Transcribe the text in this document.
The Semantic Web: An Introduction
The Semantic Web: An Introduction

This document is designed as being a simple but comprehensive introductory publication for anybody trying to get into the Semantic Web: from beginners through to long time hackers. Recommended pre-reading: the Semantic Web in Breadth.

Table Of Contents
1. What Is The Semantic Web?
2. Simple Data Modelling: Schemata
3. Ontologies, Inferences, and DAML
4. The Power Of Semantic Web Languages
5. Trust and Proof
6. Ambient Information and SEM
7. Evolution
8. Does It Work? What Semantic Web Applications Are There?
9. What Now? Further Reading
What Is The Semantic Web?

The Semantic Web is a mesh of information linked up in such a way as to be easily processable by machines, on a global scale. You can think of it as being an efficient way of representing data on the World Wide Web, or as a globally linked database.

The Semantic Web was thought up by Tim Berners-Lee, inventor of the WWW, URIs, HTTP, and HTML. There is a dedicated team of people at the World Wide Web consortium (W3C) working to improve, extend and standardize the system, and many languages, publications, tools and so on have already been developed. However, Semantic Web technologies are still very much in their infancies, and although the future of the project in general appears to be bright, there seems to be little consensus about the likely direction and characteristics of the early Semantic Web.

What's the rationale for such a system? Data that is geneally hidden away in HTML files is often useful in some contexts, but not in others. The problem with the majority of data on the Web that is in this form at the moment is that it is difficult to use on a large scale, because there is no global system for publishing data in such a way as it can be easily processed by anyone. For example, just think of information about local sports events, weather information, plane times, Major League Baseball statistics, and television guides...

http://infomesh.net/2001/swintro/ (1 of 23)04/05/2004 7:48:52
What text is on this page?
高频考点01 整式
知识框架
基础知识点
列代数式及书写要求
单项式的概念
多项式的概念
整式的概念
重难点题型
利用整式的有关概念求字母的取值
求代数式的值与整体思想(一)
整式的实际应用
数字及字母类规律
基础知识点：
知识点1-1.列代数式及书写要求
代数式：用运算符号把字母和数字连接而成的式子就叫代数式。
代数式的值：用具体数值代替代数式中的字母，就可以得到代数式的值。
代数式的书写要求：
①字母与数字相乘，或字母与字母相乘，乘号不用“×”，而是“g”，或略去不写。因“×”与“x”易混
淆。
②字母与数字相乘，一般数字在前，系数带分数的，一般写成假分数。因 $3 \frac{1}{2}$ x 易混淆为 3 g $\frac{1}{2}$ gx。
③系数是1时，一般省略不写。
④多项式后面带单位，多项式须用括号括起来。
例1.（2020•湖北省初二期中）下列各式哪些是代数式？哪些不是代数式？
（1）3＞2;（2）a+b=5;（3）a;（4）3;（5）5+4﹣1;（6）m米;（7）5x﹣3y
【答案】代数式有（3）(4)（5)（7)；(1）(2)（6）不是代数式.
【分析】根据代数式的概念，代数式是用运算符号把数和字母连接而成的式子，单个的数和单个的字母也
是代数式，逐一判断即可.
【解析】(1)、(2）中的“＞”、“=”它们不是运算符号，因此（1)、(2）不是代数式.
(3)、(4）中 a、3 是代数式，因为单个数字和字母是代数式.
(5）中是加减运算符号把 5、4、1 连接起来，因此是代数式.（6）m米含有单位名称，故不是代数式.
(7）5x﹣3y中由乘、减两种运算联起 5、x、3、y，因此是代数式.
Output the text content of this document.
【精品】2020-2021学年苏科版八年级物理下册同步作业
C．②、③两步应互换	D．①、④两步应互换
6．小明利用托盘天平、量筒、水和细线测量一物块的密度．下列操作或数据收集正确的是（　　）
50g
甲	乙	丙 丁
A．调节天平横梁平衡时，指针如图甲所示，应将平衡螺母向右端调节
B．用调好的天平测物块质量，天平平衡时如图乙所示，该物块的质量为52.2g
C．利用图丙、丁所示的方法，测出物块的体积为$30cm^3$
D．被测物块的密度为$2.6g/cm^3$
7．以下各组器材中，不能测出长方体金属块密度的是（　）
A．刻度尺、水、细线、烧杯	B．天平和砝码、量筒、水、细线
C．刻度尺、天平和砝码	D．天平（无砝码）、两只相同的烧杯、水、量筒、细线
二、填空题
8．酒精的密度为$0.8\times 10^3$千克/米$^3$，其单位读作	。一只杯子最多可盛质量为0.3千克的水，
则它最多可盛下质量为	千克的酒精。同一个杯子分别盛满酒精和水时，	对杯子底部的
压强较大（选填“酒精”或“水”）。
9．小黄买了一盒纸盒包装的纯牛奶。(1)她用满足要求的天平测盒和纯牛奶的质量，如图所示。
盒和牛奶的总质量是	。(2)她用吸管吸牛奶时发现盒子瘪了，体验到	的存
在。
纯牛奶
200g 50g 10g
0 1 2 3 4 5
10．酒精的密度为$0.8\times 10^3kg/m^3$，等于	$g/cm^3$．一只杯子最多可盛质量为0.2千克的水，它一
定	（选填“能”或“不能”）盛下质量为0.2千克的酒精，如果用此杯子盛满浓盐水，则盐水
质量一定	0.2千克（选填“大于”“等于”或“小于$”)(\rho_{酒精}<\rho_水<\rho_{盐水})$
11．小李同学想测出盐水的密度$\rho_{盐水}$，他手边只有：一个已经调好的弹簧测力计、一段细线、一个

▶ **SET TASK**
Make an exact copy of every line in the data.

▶ **RESPONSE TO THIS TASK**
Transcribe the text in this document.
The Semantic Web: An Introduction
The Semantic Web: An Introduction

This document is designed as being a simple but comprehensive introductory publication for anybody trying to get into the Semantic Web: from beginners through to long time hackers. Recommended pre-reading: the Semantic Web in Breadth.

Table Of Contents
1. What Is The Semantic Web?
2. Simple Data Modelling: Schemata
3. Ontologies, Inferences, and DAML
4. The Power Of Semantic Web Languages
5. Trust and Proof
6. Ambient Information and SEM
7. Evolution
8. Does It Work? What Semantic Web Applications Are There?
9. What Now? Further Reading
What Is The Semantic Web?

The Semantic Web is a mesh of information linked up in such a way as to be easily processable by machines, on a global scale. You can think of it as being an efficient way of representing data on the World Wide Web, or as a globally linked database.

The Semantic Web was thought up by Tim Berners-Lee, inventor of the WWW, URIs, HTTP, and HTML. There is a dedicated team of people at the World Wide Web consortium (W3C) working to improve, extend and standardize the system, and many languages, publications, tools and so on have already been developed. However, Semantic Web technologies are still very much in their infancies, and although the future of the project in general appears to be bright, there seems to be little consensus about the likely direction and characteristics of the early Semantic Web.

What's the rationale for such a system? Data that is geneally hidden away in HTML files is often useful in some contexts, but not in others. The problem with the majority of data on the Web that is in this form at the moment is that it is difficult to use on a large scale, because there is no global system for publishing data in such a way as it can be easily processed by anyone. For example, just think of information about local sports events, weather information, plane times, Major League Baseball statistics, and television guides...

http://infomesh.net/2001/swintro/ (1 of 23)04/05/2004 7:48:52
What text is on this page?
高频考点01 整式
知识框架
基础知识点
列代数式及书写要求
单项式的概念
多项式的概念
整式的概念
重难点题型
利用整式的有关概念求字母的取值
求代数式的值与整体思想(一)
整式的实际应用
数字及字母类规律
基础知识点：
知识点1-1.列代数式及书写要求
代数式：用运算符号把字母和数字连接而成的式子就叫代数式。
代数式的值：用具体数值代替代数式中的字母，就可以得到代数式的值。
代数式的书写要求：
①字母与数字相乘，或字母与字母相乘，乘号不用“×”，而是“g”，或略去不写。因“×”与“x”易混
淆。
②字母与数字相乘，一般数字在前，系数带分数的，一般写成假分数。因 $3 \frac{1}{2}$ x 易混淆为 3 g $\frac{1}{2}$ gx。
③系数是1时，一般省略不写。
④多项式后面带单位，多项式须用括号括起来。
例1.（2020•湖北省初二期中）下列各式哪些是代数式？哪些不是代数式？
（1）3＞2;（2）a+b=5;（3）a;（4）3;（5）5+4﹣1;（6）m米;（7）5x﹣3y
【答案】代数式有（3）(4)（5)（7)；(1）(2)（6）不是代数式.
【分析】根据代数式的概念，代数式是用运算符号把数和字母连接而成的式子，单个的数和单个的字母也
是代数式，逐一判断即可.
【解析】(1)、(2）中的“＞”、“=”它们不是运算符号，因此（1)、(2）不是代数式.
(3)、(4）中 a、3 是代数式，因为单个数字和字母是代数式.
(5）中是加减运算符号把 5、4、1 连接起来，因此是代数式.（6）m米含有单位名称，故不是代数式.
(7）5x﹣3y中由乘、减两种运算联起 5、x、3、y，因此是代数式.
Output the text content of this document.
【精品】2020-2021学年苏科版八年级物理下册同步作业
C．②、③两步应互换	D．①、④两步应互换
6．小明利用托盘天平、量筒、水和细线测量一物块的密度．下列操作或数据收集正确的是（　　）
50g
甲	乙	丙 丁
A．调节天平横梁平衡时，指针如图甲所示，应将平衡螺母向右端调节
B．用调好的天平测物块质量，天平平衡时如图乙所示，该物块的质量为52.2g
C．利用图丙、丁所示的方法，测出物块的体积为$30cm^3$
D．被测物块的密度为$2.6g/cm^3$
7．以下各组器材中，不能测出长方体金属块密度的是（　）
A．刻度尺、水、细线、烧杯	B．天平和砝码、量筒、水、细线
C．刻度尺、天平和砝码	D．天平（无砝码）、两只相同的烧杯、水、量筒、细线
二、填空题
8．酒精的密度为$0.8\times 10^3$千克/米$^3$，其单位读作	。一只杯子最多可盛质量为0.3千克的水，
则它最多可盛下质量为	千克的酒精。同一个杯子分别盛满酒精和水时，	对杯子底部的
压强较大（选填“酒精”或“水”）。
9．小黄买了一盒纸盒包装的纯牛奶。(1)她用满足要求的天平测盒和纯牛奶的质量，如图所示。
盒和牛奶的总质量是	。(2)她用吸管吸牛奶时发现盒子瘪了，体验到	的存
在。
纯牛奶
200g 50g 10g
0 1 2 3 4 5
10．酒精的密度为$0.8\times 10^3kg/m^3$，等于	$g/cm^3$．一只杯子最多可盛质量为0.2千克的水，它一
定	（选填“能”或“不能”）盛下质量为0.2千克的酒精，如果用此杯子盛满浓盐水，则盐水
质量一定	0.2千克（选填“大于”“等于”或“小于$”)(\rho_{酒精}<\rho_水<\rho_{盐水})$
11．小李同学想测出盐水的密度$\rho_{盐水}$，他手边只有：一个已经调好的弹簧测力计、一段细线、一个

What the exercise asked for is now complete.